▶ _Exercise objective_: Put the lines of the records from the line with "band-range: (81-91) xyxy=(345,39,373,49)" up to and including the line with "band-range: (39-54) xyxy=(7,114,35,124)" into a JSON list of strings, one string per line, with blank lines left out.

▶ _Data records_:
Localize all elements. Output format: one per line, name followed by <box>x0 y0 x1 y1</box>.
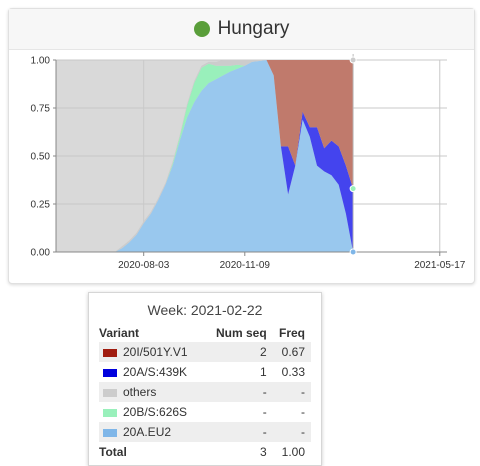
variant-cell: 20A/S:439K <box>99 362 205 382</box>
freq-cell: 0.33 <box>281 365 305 379</box>
hover-marker <box>349 248 357 256</box>
variant-cell: 20I/501Y.V1 <box>99 342 205 362</box>
area-chart[interactable]: 0.00 0.25 0.50 0.75 1.00 2020-08-03 2020-11-09… <box>0 0 480 290</box>
country-dot-icon <box>193 21 210 37</box>
hover-marker <box>349 185 357 193</box>
card-header: Hungary <box>9 9 474 50</box>
y-tick-label: 0.75 <box>31 104 51 115</box>
variant-cell: others <box>99 382 205 402</box>
tooltip-row: 20A.EU2 - - <box>99 422 311 442</box>
x-tick-label: 2020-08-03 <box>118 260 170 271</box>
total-num-seq: 3 <box>260 445 267 459</box>
num-seq-header: Num seq <box>216 326 267 340</box>
num-seq-cell: 1 <box>260 365 267 379</box>
tooltip-title: Week: 2021-02-22 <box>147 302 263 318</box>
hover-marker <box>349 56 357 64</box>
num-seq-cell: - <box>204 382 273 402</box>
variant-name: others <box>123 385 157 399</box>
num-seq-cell: - <box>262 405 267 419</box>
tooltip-row: 20I/501Y.V1 2 0.67 <box>99 342 311 362</box>
tooltip-row: 20B/S:626S - - <box>99 402 311 422</box>
variant-swatch-icon <box>103 368 117 377</box>
y-tick-label: 0.25 <box>31 200 51 211</box>
freq-cell: 0.67 <box>272 342 311 362</box>
series-area-0 <box>114 60 354 252</box>
variant-cell: 20A.EU2 <box>99 422 205 442</box>
y-tick-label: 0.50 <box>31 152 51 163</box>
tooltip-header-row: Variant Num seq Freq <box>99 324 311 342</box>
variant-header: Variant <box>99 326 140 340</box>
variant-swatch-icon <box>103 348 117 357</box>
num-seq-cell: - <box>204 422 273 442</box>
variant-swatch-icon <box>103 388 117 397</box>
week-tooltip: Week: 2021-02-22 Variant Num seq Freq 20… <box>88 292 322 466</box>
variant-name: 20B/S:626S <box>123 405 188 419</box>
series-area-4 <box>114 60 354 252</box>
variant-name: 20I/501Y.V1 <box>123 345 188 359</box>
variant-cell: 20B/S:626S <box>99 402 205 422</box>
country-title: Hungary <box>217 18 290 39</box>
variant-swatch-icon <box>103 428 117 437</box>
variant-name: 20A/S:439K <box>123 365 188 379</box>
y-tick-label: 1.00 <box>31 56 51 67</box>
total-freq: 1.00 <box>281 445 305 459</box>
x-tick-label: 2020-11-09 <box>220 260 271 271</box>
variant-swatch-icon <box>103 408 117 417</box>
freq-cell: - <box>272 422 311 442</box>
x-tick-label: 2021-05-17 <box>414 260 466 271</box>
variant-name: 20A.EU2 <box>123 425 172 439</box>
total-label: Total <box>99 445 127 459</box>
tooltip-row: 20A/S:439K 1 0.33 <box>99 362 311 382</box>
total-row: Total 3 1.00 <box>99 442 311 462</box>
tooltip-row: others - - <box>99 382 311 402</box>
num-seq-cell: 2 <box>204 342 273 362</box>
freq-cell: - <box>272 382 311 402</box>
tooltip-table: Variant Num seq Freq 20I/501Y.V1 2 0.67 20A… <box>99 324 311 462</box>
y-tick-label: 0.00 <box>31 248 51 259</box>
freq-cell: - <box>301 405 305 419</box>
freq-header: Freq <box>278 326 305 340</box>
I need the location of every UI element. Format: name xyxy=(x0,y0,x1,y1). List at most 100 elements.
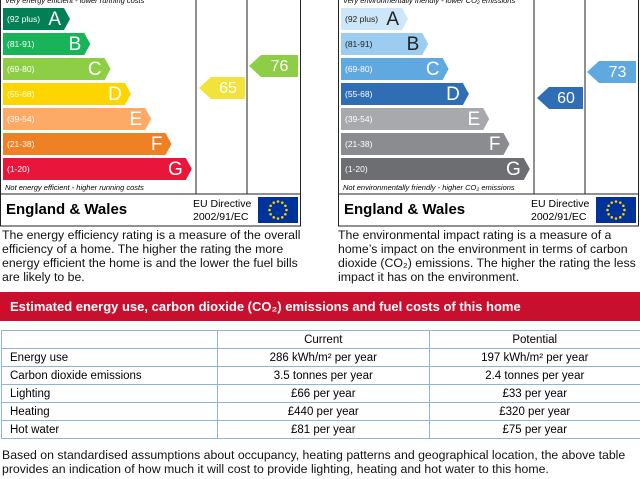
band-range: (81-91) xyxy=(345,39,373,49)
current-value: 65 xyxy=(219,80,237,97)
band-range: (55-68) xyxy=(7,89,35,99)
table-cell: £440 per year xyxy=(217,402,430,421)
table-cell: Carbon dioxide emissions xyxy=(1,366,218,385)
flag-star xyxy=(280,216,284,219)
band-range: (92 plus) xyxy=(345,14,378,24)
header-row: Current Potential xyxy=(1,330,640,349)
band xyxy=(341,83,469,105)
band-range: (1-20) xyxy=(7,164,30,174)
band xyxy=(341,158,530,180)
table-cell: 3.5 tonnes per year xyxy=(217,366,430,385)
flag-star xyxy=(272,201,276,204)
band-range: (81-91) xyxy=(7,39,35,49)
rating-charts: Very energy efficient - lower running co… xyxy=(0,0,639,227)
flag-star xyxy=(280,201,284,204)
table-cell: Heating xyxy=(1,402,218,421)
band-letter: E xyxy=(130,109,143,130)
band-range: (39-54) xyxy=(7,114,35,124)
table-row: Heating £440 per year £320 per year xyxy=(1,402,640,421)
flag-star xyxy=(607,212,610,216)
band xyxy=(3,133,172,155)
chart-frame xyxy=(0,0,301,227)
flag-star xyxy=(284,212,287,216)
band xyxy=(341,8,408,30)
note: Based on standardised assumptions about … xyxy=(2,448,626,476)
costs-table: Current Potential Energy use 286 kWh/m² per… xyxy=(1,330,640,439)
table-cell: 286 kWh/m² per year xyxy=(217,348,430,367)
band-letter: A xyxy=(386,9,399,30)
flag-star xyxy=(610,201,614,204)
band-letter: A xyxy=(48,9,61,30)
flag-star xyxy=(284,204,287,208)
band-letter: G xyxy=(168,159,183,180)
band xyxy=(3,158,192,180)
bottom-note: Not environmentally friendly - higher CO… xyxy=(343,183,515,192)
banner: Estimated energy use, carbon dioxide (CO… xyxy=(0,292,640,321)
flag-star xyxy=(610,216,614,219)
flag-star xyxy=(268,208,271,212)
band xyxy=(341,33,429,55)
environment-description: The environmental impact rating is a mea… xyxy=(338,228,636,284)
band-range: (92 plus) xyxy=(7,14,40,24)
flag-star xyxy=(607,204,610,208)
flag-star xyxy=(269,204,272,208)
flag-star xyxy=(272,216,276,219)
directive: 2002/91/EC xyxy=(531,211,587,223)
band-letter: B xyxy=(69,34,82,55)
band-range: (55-68) xyxy=(345,89,373,99)
bottom-note: Not energy efficient - higher running co… xyxy=(5,183,144,192)
directive: EU Directive xyxy=(531,198,590,210)
energy-description: The energy efficiency rating is a measur… xyxy=(2,228,301,284)
potential-value: 73 xyxy=(609,64,627,81)
band xyxy=(3,108,152,130)
band-letter: G xyxy=(506,159,521,180)
band xyxy=(3,83,131,105)
directive: 2002/91/EC xyxy=(193,211,249,223)
potential-value: 76 xyxy=(271,58,289,75)
potential-arrow xyxy=(249,55,298,77)
rating-chart: Very energy efficient - lower running co… xyxy=(0,0,301,227)
flag-star xyxy=(614,200,618,203)
flag-star xyxy=(269,212,272,216)
band xyxy=(341,133,510,155)
band xyxy=(3,33,91,55)
header-cell: Potential xyxy=(428,330,640,349)
current-arrow xyxy=(199,77,245,99)
top-note: Very environmentally friendly - lower CO… xyxy=(343,0,515,5)
flag-star xyxy=(276,200,280,203)
table-cell: £320 per year xyxy=(428,402,640,421)
band-letter: B xyxy=(407,34,420,55)
region: England & Wales xyxy=(6,201,127,218)
band-letter: D xyxy=(446,84,460,105)
table-cell: £75 per year xyxy=(428,420,640,439)
table-row: Energy use 286 kWh/m² per year 197 kWh/m² … xyxy=(1,348,640,367)
chart-frame xyxy=(338,0,639,227)
band-letter: C xyxy=(426,59,440,80)
table-cell: 2.4 tonnes per year xyxy=(428,366,640,385)
band-range: (69-80) xyxy=(7,64,35,74)
table-row: Carbon dioxide emissions 3.5 tonnes per y… xyxy=(1,366,640,385)
band-range: (21-38) xyxy=(345,139,373,149)
header-cell xyxy=(1,330,218,349)
flag-star xyxy=(622,212,625,216)
current-arrow xyxy=(537,87,583,109)
flag-star xyxy=(618,216,622,219)
flag-star xyxy=(623,208,626,212)
table-cell: £33 per year xyxy=(428,384,640,403)
band-letter: D xyxy=(108,84,122,105)
flag-star xyxy=(622,204,625,208)
flag-star xyxy=(618,201,622,204)
band-letter: F xyxy=(151,134,163,155)
table-cell: Energy use xyxy=(1,348,218,367)
band xyxy=(3,8,70,30)
directive: EU Directive xyxy=(193,198,252,210)
flag-star xyxy=(276,217,280,220)
table-cell: Hot water xyxy=(1,420,218,439)
band-letter: E xyxy=(468,109,481,130)
table-row: Hot water £81 per year £75 per year xyxy=(1,420,640,439)
band-range: (21-38) xyxy=(7,139,35,149)
band-range: (1-20) xyxy=(345,164,368,174)
band-range: (69-80) xyxy=(345,64,373,74)
region: England & Wales xyxy=(344,201,465,218)
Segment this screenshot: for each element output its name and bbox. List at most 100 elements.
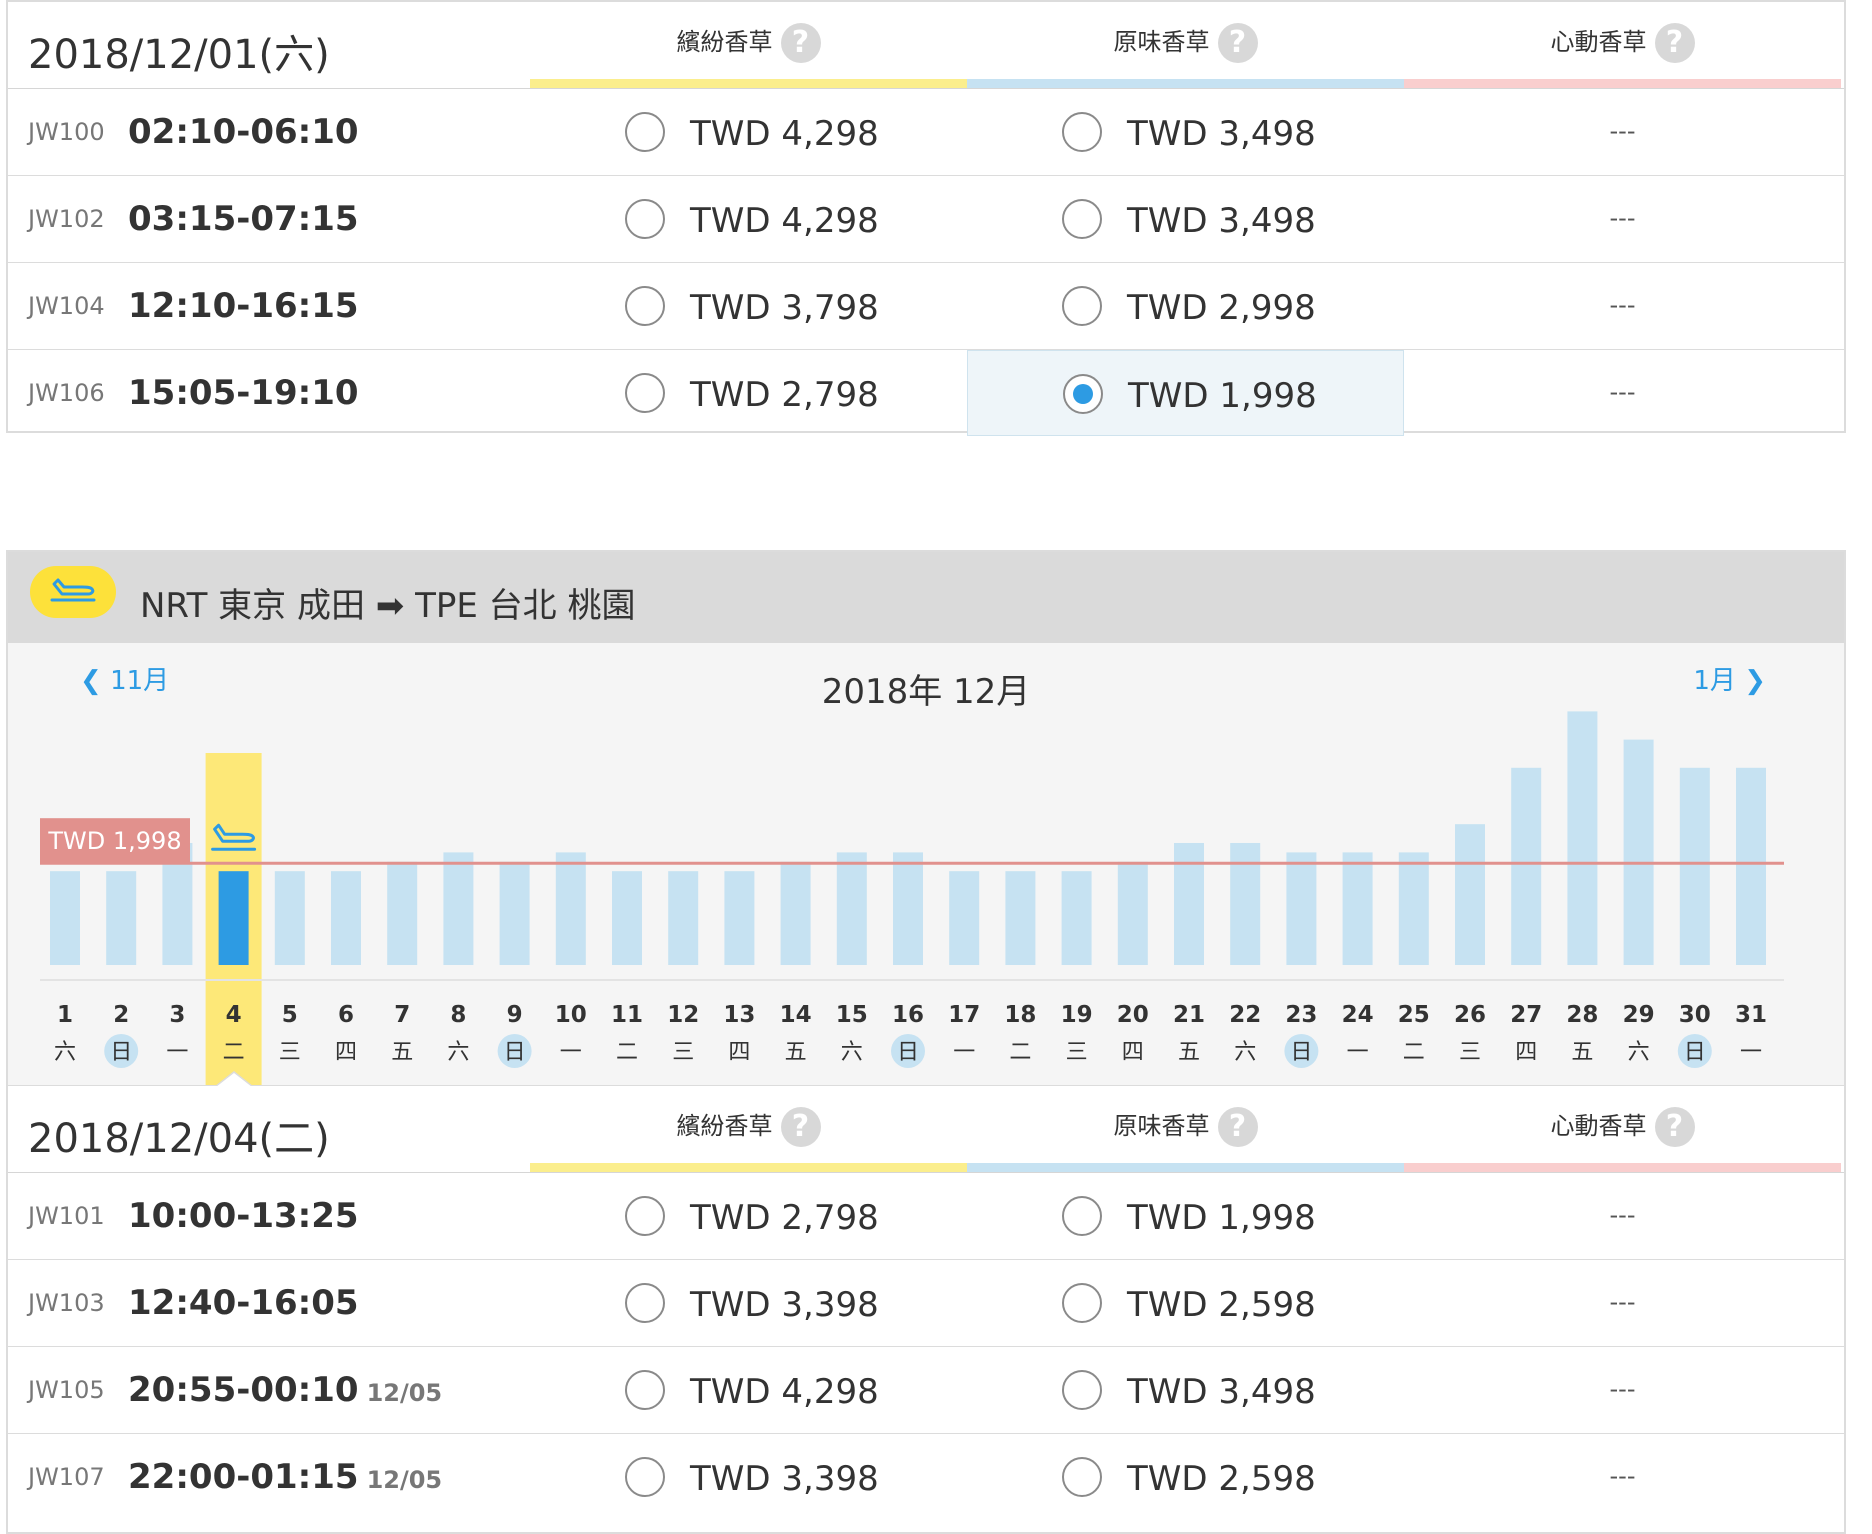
day-number-label[interactable]: 21 [1173,1002,1205,1028]
price-bar[interactable] [612,871,642,965]
day-number-label[interactable]: 12 [667,1002,699,1028]
fare-radio[interactable] [625,1457,665,1497]
day-number-label[interactable]: 15 [836,1002,868,1028]
price-bar[interactable] [668,871,699,965]
help-icon[interactable]: ? [780,23,821,63]
price-bar[interactable] [1061,871,1092,965]
fare-radio[interactable] [1062,1196,1102,1236]
day-number-label[interactable]: 9 [507,1002,523,1028]
price-bar[interactable] [1005,871,1036,965]
fare-option-1[interactable]: TWD 3,398 [530,1434,967,1520]
fare-option-2[interactable]: TWD 2,998 [967,263,1404,349]
day-number-label[interactable]: 5 [282,1002,298,1028]
day-number-label[interactable]: 22 [1229,1002,1261,1028]
day-number-label[interactable]: 18 [1004,1002,1036,1028]
day-number-label[interactable]: 6 [338,1002,354,1028]
day-number-label[interactable]: 1 [57,1002,73,1028]
price-bar[interactable] [1174,842,1204,965]
day-number-label[interactable]: 20 [1117,1002,1149,1028]
day-number-label[interactable]: 30 [1679,1002,1711,1028]
fare-radio[interactable] [1062,1370,1102,1410]
price-bar[interactable] [499,861,530,965]
fare-option-1[interactable]: TWD 3,798 [530,263,967,349]
day-number-label[interactable]: 11 [611,1002,643,1028]
price-bar[interactable] [724,871,755,965]
fare-option-1[interactable]: TWD 2,798 [530,350,967,436]
fare-option-1[interactable]: TWD 3,398 [530,1260,967,1346]
fare-radio[interactable] [625,1196,665,1236]
day-number-label[interactable]: 13 [723,1002,755,1028]
fare-radio[interactable] [625,373,665,413]
fare-radio[interactable] [1063,374,1103,414]
day-number-label[interactable]: 3 [169,1002,185,1028]
help-icon[interactable]: ? [1217,23,1258,63]
help-icon[interactable]: ? [1217,1107,1258,1147]
price-bar[interactable] [1511,767,1542,965]
day-number-label[interactable]: 19 [1061,1002,1093,1028]
fare-option-1[interactable]: TWD 4,298 [530,1347,967,1433]
help-icon[interactable]: ? [780,1107,821,1147]
day-number-label[interactable]: 14 [780,1002,812,1028]
price-bar[interactable] [893,852,923,965]
help-icon[interactable]: ? [1654,1107,1695,1147]
day-number-label[interactable]: 27 [1510,1002,1542,1028]
price-bar[interactable] [443,852,474,965]
price-bar[interactable] [218,871,249,965]
prev-month-button[interactable]: ❮ 11月 [80,660,169,697]
fare-option-2[interactable]: TWD 3,498 [967,1347,1404,1433]
price-bar[interactable] [1736,767,1766,965]
price-bar[interactable] [106,871,137,965]
fare-radio[interactable] [1062,1457,1102,1497]
fare-radio[interactable] [625,1283,665,1323]
price-bar[interactable] [1398,852,1429,965]
fare-option-2[interactable]: TWD 3,498 [967,89,1404,175]
fare-option-2[interactable]: TWD 3,498 [967,176,1404,262]
help-icon[interactable]: ? [1654,23,1695,63]
fare-radio[interactable] [625,1370,665,1410]
price-bar[interactable] [1567,711,1598,965]
day-number-label[interactable]: 28 [1566,1002,1598,1028]
fare-option-2[interactable]: TWD 1,998 [967,350,1404,436]
fare-option-1[interactable]: TWD 4,298 [530,176,967,262]
price-bar[interactable] [836,852,867,965]
fare-option-1[interactable]: TWD 2,798 [530,1173,967,1259]
price-bar[interactable] [1342,852,1373,965]
day-number-label[interactable]: 31 [1735,1002,1767,1028]
price-bar[interactable] [555,852,586,965]
day-number-label[interactable]: 23 [1285,1002,1317,1028]
day-number-label[interactable]: 16 [892,1002,924,1028]
day-number-label[interactable]: 2 [113,1002,129,1028]
day-number-label[interactable]: 10 [555,1002,587,1028]
day-number-label[interactable]: 29 [1623,1002,1655,1028]
fare-radio[interactable] [625,112,665,152]
price-bar[interactable] [1230,842,1261,965]
fare-option-2[interactable]: TWD 2,598 [967,1434,1404,1520]
price-bar[interactable] [949,871,980,965]
fare-radio[interactable] [625,286,665,326]
price-bar[interactable] [50,871,80,965]
fare-radio[interactable] [625,199,665,239]
price-bar[interactable] [331,871,361,965]
fare-option-2[interactable]: TWD 2,598 [967,1260,1404,1346]
price-bar[interactable] [1679,767,1710,965]
price-bar[interactable] [387,861,418,965]
price-bar[interactable] [1117,861,1148,965]
fare-radio[interactable] [1062,112,1102,152]
day-number-label[interactable]: 7 [394,1002,410,1028]
day-number-label[interactable]: 24 [1342,1002,1374,1028]
price-bar[interactable] [1455,824,1485,965]
day-number-label[interactable]: 17 [948,1002,980,1028]
day-number-label[interactable]: 25 [1398,1002,1430,1028]
price-bar[interactable] [1623,739,1654,965]
day-number-label[interactable]: 26 [1454,1002,1486,1028]
price-bar[interactable] [1286,852,1317,965]
price-bar[interactable] [780,861,811,965]
next-month-button[interactable]: 1月 ❯ [1693,660,1766,697]
fare-radio[interactable] [1062,199,1102,239]
fare-option-1[interactable]: TWD 4,298 [530,89,967,175]
fare-radio[interactable] [1062,286,1102,326]
fare-radio[interactable] [1062,1283,1102,1323]
fare-option-2[interactable]: TWD 1,998 [967,1173,1404,1259]
price-bar[interactable] [274,871,305,965]
day-number-label[interactable]: 4 [226,1002,242,1028]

▶ _Reply_:
[
  "band-range: (81-91) xyxy=(345,39,373,49)",
  "current-value: 65 xyxy=(219,80,237,97)",
  "band-range: (55-68) xyxy=(7,89,35,99)",
  "table-cell: £440 per year xyxy=(217,402,430,421)",
  "table-cell: Carbon dioxide emissions xyxy=(1,366,218,385)",
  "flag-star xyxy=(280,216,284,219)",
  "band-range: (92 plus) xyxy=(345,14,378,24)",
  "header-row: Current Potential xyxy=(1,330,640,349)",
  "band xyxy=(341,83,469,105)",
  "band-range: (1-20) xyxy=(7,164,30,174)",
  "band xyxy=(341,158,530,180)",
  "table-cell: 3.5 tonnes per year xyxy=(217,366,430,385)",
  "flag-star xyxy=(272,201,276,204)",
  "band-range: (81-91) xyxy=(7,39,35,49)",
  "rating-charts: Very energy efficient - lower running co… xyxy=(0,0,639,227)",
  "flag-star xyxy=(280,201,284,204)",
  "table-cell: Heating xyxy=(1,402,218,421)",
  "band-letter: E xyxy=(130,109,143,130)",
  "band-range: (39-54) xyxy=(7,114,35,124)"
]